Set down exactly the lines from the one containing "Extract the structured" through the last line of the records below, both included, and nothing else.

+===+

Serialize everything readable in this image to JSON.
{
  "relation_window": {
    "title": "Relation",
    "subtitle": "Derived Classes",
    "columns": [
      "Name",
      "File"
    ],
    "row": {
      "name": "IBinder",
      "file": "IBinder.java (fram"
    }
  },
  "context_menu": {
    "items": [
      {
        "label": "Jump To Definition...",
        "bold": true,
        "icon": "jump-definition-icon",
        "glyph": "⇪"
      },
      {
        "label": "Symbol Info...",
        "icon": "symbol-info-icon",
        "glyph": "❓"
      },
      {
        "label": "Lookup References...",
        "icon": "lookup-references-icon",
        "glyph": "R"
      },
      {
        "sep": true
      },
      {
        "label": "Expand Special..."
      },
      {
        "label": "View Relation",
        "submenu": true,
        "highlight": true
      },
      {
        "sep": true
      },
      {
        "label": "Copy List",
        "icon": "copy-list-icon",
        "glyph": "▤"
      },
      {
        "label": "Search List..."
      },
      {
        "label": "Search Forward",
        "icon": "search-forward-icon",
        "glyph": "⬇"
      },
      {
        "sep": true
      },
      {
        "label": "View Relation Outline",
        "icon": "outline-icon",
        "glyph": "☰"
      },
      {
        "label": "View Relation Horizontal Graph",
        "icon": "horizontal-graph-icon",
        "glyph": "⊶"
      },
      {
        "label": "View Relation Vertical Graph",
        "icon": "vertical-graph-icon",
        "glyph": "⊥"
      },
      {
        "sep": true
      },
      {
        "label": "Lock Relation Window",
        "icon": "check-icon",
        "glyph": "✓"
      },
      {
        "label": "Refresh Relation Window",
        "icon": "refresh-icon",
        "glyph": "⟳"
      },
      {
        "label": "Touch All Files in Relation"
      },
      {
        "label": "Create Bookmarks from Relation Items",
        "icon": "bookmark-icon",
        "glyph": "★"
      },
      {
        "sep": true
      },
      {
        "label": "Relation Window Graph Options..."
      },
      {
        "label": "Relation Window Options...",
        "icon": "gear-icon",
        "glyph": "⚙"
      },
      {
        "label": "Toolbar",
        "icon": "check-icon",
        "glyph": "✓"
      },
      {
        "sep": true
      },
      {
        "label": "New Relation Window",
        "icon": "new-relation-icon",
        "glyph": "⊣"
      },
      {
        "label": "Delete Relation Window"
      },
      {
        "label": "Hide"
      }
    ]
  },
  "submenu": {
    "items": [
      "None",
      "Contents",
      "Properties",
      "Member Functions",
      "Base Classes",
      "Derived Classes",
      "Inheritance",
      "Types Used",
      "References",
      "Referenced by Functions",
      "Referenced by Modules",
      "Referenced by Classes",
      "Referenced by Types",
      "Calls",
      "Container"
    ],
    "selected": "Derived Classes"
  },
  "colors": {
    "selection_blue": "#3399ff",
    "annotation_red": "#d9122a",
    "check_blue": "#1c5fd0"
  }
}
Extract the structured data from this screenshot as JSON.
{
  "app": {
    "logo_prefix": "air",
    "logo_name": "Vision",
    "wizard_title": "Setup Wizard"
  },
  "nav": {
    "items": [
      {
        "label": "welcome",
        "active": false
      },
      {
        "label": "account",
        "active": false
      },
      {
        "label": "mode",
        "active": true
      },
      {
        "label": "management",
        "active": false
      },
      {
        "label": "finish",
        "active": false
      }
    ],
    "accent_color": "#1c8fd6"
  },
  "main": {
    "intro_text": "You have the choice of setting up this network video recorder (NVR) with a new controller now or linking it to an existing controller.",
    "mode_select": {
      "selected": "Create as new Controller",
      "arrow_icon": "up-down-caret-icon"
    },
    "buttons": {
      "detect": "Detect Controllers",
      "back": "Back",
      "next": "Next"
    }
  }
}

+===+

* The response:
Extract the structured data from this screenshot as JSON.
{
  "app": {
    "logo_prefix": "air",
    "logo_name": "Vision",
    "wizard_title": "Setup Wizard"
  },
  "nav": {
    "items": [
      {
        "label": "welcome",
        "active": false
      },
      {
        "label": "account",
        "active": false
      },
      {
        "label": "mode",
        "active": true
      },
      {
        "label": "management",
        "active": false
      },
      {
        "label": "finish",
        "active": false
      }
    ],
    "accent_color": "#1c8fd6"
  },
  "main": {
    "intro_text": "You have the choice of setting up this network video recorder (NVR) with a new controller now or linking it to an existing controller.",
    "mode_select": {
      "selected": "Create as new Controller",
      "arrow_icon": "up-down-caret-icon"
    },
    "buttons": {
      "detect": "Detect Controllers",
      "back": "Back",
      "next": "Next"
    }
  }
}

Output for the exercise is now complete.